▸ Challenge
Find every line with the word "name". Copy those lines.

▸ Available data
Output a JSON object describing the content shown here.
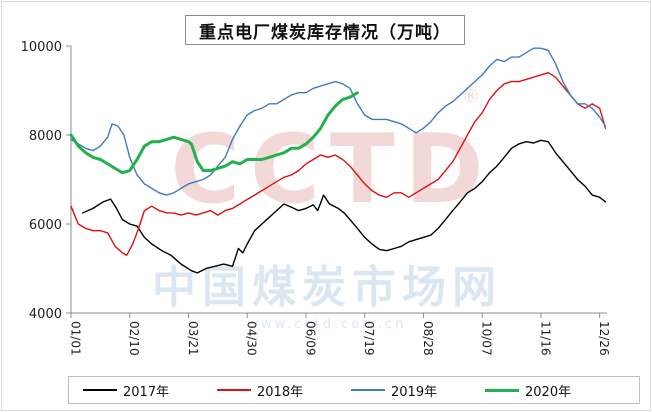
{
  "watermark": {
    "brand": "CCTD",
    "registered": "®",
    "chinese": "中国煤炭市场网",
    "url": "www.cctd.com.cn"
  },
  "chart_data": {
    "type": "line",
    "title": "重点电厂煤炭库存情况（万吨）",
    "xlabel": "",
    "ylabel": "",
    "ylim": [
      4000,
      10000
    ],
    "yticks": [
      4000,
      6000,
      8000,
      10000
    ],
    "ytick_labels": [
      "4000",
      "6000",
      "8000",
      "10000"
    ],
    "xlim": [
      0,
      365
    ],
    "xticks": [
      0,
      40,
      80,
      120,
      160,
      200,
      240,
      280,
      320,
      360
    ],
    "xtick_labels": [
      "01/01",
      "02/10",
      "03/21",
      "04/30",
      "06/09",
      "07/19",
      "08/28",
      "10/07",
      "11/16",
      "12/26"
    ],
    "grid": false,
    "legend_position": "bottom",
    "series": [
      {
        "name": "2017年",
        "color": "#000000",
        "points": [
          [
            8,
            6250
          ],
          [
            15,
            6350
          ],
          [
            22,
            6500
          ],
          [
            27,
            6560
          ],
          [
            31,
            6350
          ],
          [
            35,
            6100
          ],
          [
            40,
            6000
          ],
          [
            45,
            5950
          ],
          [
            50,
            5700
          ],
          [
            55,
            5550
          ],
          [
            62,
            5400
          ],
          [
            68,
            5300
          ],
          [
            75,
            5100
          ],
          [
            82,
            4950
          ],
          [
            86,
            4900
          ],
          [
            92,
            5000
          ],
          [
            98,
            5050
          ],
          [
            104,
            5100
          ],
          [
            110,
            5050
          ],
          [
            114,
            5450
          ],
          [
            117,
            5350
          ],
          [
            120,
            5550
          ],
          [
            125,
            5850
          ],
          [
            130,
            6000
          ],
          [
            135,
            6150
          ],
          [
            140,
            6300
          ],
          [
            145,
            6450
          ],
          [
            150,
            6380
          ],
          [
            155,
            6300
          ],
          [
            160,
            6350
          ],
          [
            165,
            6430
          ],
          [
            168,
            6300
          ],
          [
            172,
            6650
          ],
          [
            176,
            6450
          ],
          [
            182,
            6350
          ],
          [
            186,
            6250
          ],
          [
            190,
            6100
          ],
          [
            195,
            5900
          ],
          [
            200,
            5700
          ],
          [
            205,
            5550
          ],
          [
            210,
            5430
          ],
          [
            215,
            5400
          ],
          [
            220,
            5450
          ],
          [
            225,
            5500
          ],
          [
            230,
            5600
          ],
          [
            235,
            5650
          ],
          [
            240,
            5700
          ],
          [
            245,
            5750
          ],
          [
            250,
            5900
          ],
          [
            255,
            6100
          ],
          [
            260,
            6300
          ],
          [
            265,
            6500
          ],
          [
            270,
            6700
          ],
          [
            275,
            6800
          ],
          [
            280,
            6950
          ],
          [
            285,
            7150
          ],
          [
            290,
            7300
          ],
          [
            295,
            7500
          ],
          [
            300,
            7700
          ],
          [
            305,
            7800
          ],
          [
            310,
            7850
          ],
          [
            315,
            7820
          ],
          [
            320,
            7880
          ],
          [
            325,
            7850
          ],
          [
            330,
            7600
          ],
          [
            335,
            7400
          ],
          [
            340,
            7200
          ],
          [
            345,
            7000
          ],
          [
            350,
            6850
          ],
          [
            355,
            6650
          ],
          [
            360,
            6600
          ],
          [
            364,
            6500
          ]
        ]
      },
      {
        "name": "2018年",
        "color": "#e01010",
        "points": [
          [
            0,
            6400
          ],
          [
            5,
            6000
          ],
          [
            10,
            5900
          ],
          [
            15,
            5850
          ],
          [
            20,
            5850
          ],
          [
            25,
            5800
          ],
          [
            30,
            5500
          ],
          [
            35,
            5350
          ],
          [
            38,
            5300
          ],
          [
            42,
            5550
          ],
          [
            46,
            5900
          ],
          [
            50,
            6300
          ],
          [
            55,
            6400
          ],
          [
            60,
            6300
          ],
          [
            65,
            6250
          ],
          [
            70,
            6250
          ],
          [
            75,
            6200
          ],
          [
            80,
            6250
          ],
          [
            85,
            6200
          ],
          [
            90,
            6250
          ],
          [
            95,
            6300
          ],
          [
            100,
            6200
          ],
          [
            105,
            6300
          ],
          [
            110,
            6350
          ],
          [
            115,
            6450
          ],
          [
            120,
            6550
          ],
          [
            125,
            6650
          ],
          [
            130,
            6750
          ],
          [
            135,
            6850
          ],
          [
            140,
            6950
          ],
          [
            145,
            7050
          ],
          [
            150,
            7100
          ],
          [
            155,
            7200
          ],
          [
            160,
            7350
          ],
          [
            165,
            7450
          ],
          [
            170,
            7550
          ],
          [
            175,
            7500
          ],
          [
            180,
            7550
          ],
          [
            185,
            7450
          ],
          [
            190,
            7300
          ],
          [
            195,
            7100
          ],
          [
            200,
            6900
          ],
          [
            205,
            6750
          ],
          [
            210,
            6650
          ],
          [
            215,
            6600
          ],
          [
            220,
            6700
          ],
          [
            225,
            6700
          ],
          [
            230,
            6600
          ],
          [
            235,
            6700
          ],
          [
            240,
            6800
          ],
          [
            245,
            6900
          ],
          [
            250,
            7000
          ],
          [
            255,
            7200
          ],
          [
            260,
            7400
          ],
          [
            265,
            7700
          ],
          [
            270,
            8000
          ],
          [
            275,
            8300
          ],
          [
            280,
            8500
          ],
          [
            285,
            8800
          ],
          [
            290,
            9000
          ],
          [
            295,
            9150
          ],
          [
            300,
            9200
          ],
          [
            305,
            9200
          ],
          [
            310,
            9250
          ],
          [
            315,
            9300
          ],
          [
            320,
            9350
          ],
          [
            325,
            9400
          ],
          [
            330,
            9300
          ],
          [
            335,
            9100
          ],
          [
            340,
            8900
          ],
          [
            345,
            8700
          ],
          [
            350,
            8600
          ],
          [
            355,
            8700
          ],
          [
            360,
            8600
          ],
          [
            364,
            8150
          ]
        ]
      },
      {
        "name": "2019年",
        "color": "#3e7cc2",
        "points": [
          [
            0,
            7900
          ],
          [
            5,
            7800
          ],
          [
            10,
            7700
          ],
          [
            15,
            7650
          ],
          [
            20,
            7750
          ],
          [
            25,
            7950
          ],
          [
            28,
            8250
          ],
          [
            32,
            8200
          ],
          [
            36,
            8000
          ],
          [
            40,
            7500
          ],
          [
            45,
            7100
          ],
          [
            50,
            6900
          ],
          [
            55,
            6800
          ],
          [
            60,
            6700
          ],
          [
            65,
            6650
          ],
          [
            70,
            6700
          ],
          [
            75,
            6800
          ],
          [
            80,
            6900
          ],
          [
            85,
            6950
          ],
          [
            90,
            7000
          ],
          [
            95,
            7100
          ],
          [
            100,
            7300
          ],
          [
            105,
            7500
          ],
          [
            110,
            7900
          ],
          [
            115,
            8200
          ],
          [
            120,
            8450
          ],
          [
            125,
            8550
          ],
          [
            130,
            8600
          ],
          [
            135,
            8700
          ],
          [
            140,
            8700
          ],
          [
            145,
            8800
          ],
          [
            150,
            8900
          ],
          [
            155,
            8950
          ],
          [
            160,
            8950
          ],
          [
            165,
            9050
          ],
          [
            170,
            9100
          ],
          [
            175,
            9150
          ],
          [
            180,
            9200
          ],
          [
            185,
            9150
          ],
          [
            190,
            9050
          ],
          [
            195,
            8700
          ],
          [
            200,
            8450
          ],
          [
            205,
            8350
          ],
          [
            210,
            8350
          ],
          [
            215,
            8350
          ],
          [
            220,
            8300
          ],
          [
            225,
            8250
          ],
          [
            230,
            8150
          ],
          [
            235,
            8050
          ],
          [
            240,
            8150
          ],
          [
            245,
            8300
          ],
          [
            250,
            8500
          ],
          [
            255,
            8650
          ],
          [
            260,
            8750
          ],
          [
            265,
            8900
          ],
          [
            270,
            9050
          ],
          [
            275,
            9200
          ],
          [
            280,
            9350
          ],
          [
            285,
            9550
          ],
          [
            290,
            9700
          ],
          [
            295,
            9650
          ],
          [
            300,
            9750
          ],
          [
            305,
            9750
          ],
          [
            310,
            9850
          ],
          [
            315,
            9950
          ],
          [
            320,
            9950
          ],
          [
            325,
            9900
          ],
          [
            330,
            9600
          ],
          [
            335,
            9200
          ],
          [
            340,
            8900
          ],
          [
            345,
            8700
          ],
          [
            350,
            8700
          ],
          [
            355,
            8600
          ],
          [
            360,
            8400
          ],
          [
            364,
            8200
          ]
        ]
      },
      {
        "name": "2020年",
        "color": "#22b14c",
        "points": [
          [
            0,
            8000
          ],
          [
            5,
            7750
          ],
          [
            10,
            7600
          ],
          [
            15,
            7500
          ],
          [
            20,
            7450
          ],
          [
            25,
            7350
          ],
          [
            30,
            7250
          ],
          [
            35,
            7150
          ],
          [
            40,
            7200
          ],
          [
            45,
            7450
          ],
          [
            50,
            7750
          ],
          [
            55,
            7850
          ],
          [
            60,
            7850
          ],
          [
            65,
            7900
          ],
          [
            70,
            7950
          ],
          [
            75,
            7900
          ],
          [
            80,
            7850
          ],
          [
            82,
            7800
          ],
          [
            86,
            7400
          ],
          [
            90,
            7200
          ],
          [
            95,
            7200
          ],
          [
            100,
            7250
          ],
          [
            105,
            7300
          ],
          [
            110,
            7400
          ],
          [
            115,
            7350
          ],
          [
            120,
            7450
          ],
          [
            125,
            7450
          ],
          [
            130,
            7450
          ],
          [
            135,
            7500
          ],
          [
            140,
            7550
          ],
          [
            145,
            7600
          ],
          [
            150,
            7700
          ],
          [
            155,
            7700
          ],
          [
            160,
            7800
          ],
          [
            165,
            7950
          ],
          [
            170,
            8150
          ],
          [
            175,
            8450
          ],
          [
            180,
            8650
          ],
          [
            185,
            8800
          ],
          [
            190,
            8850
          ],
          [
            195,
            8950
          ]
        ]
      }
    ]
  }
}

▸ Exercise result
        "name": "2017年",
        "name": "2018年",
        "name": "2019年",
        "name": "2020年",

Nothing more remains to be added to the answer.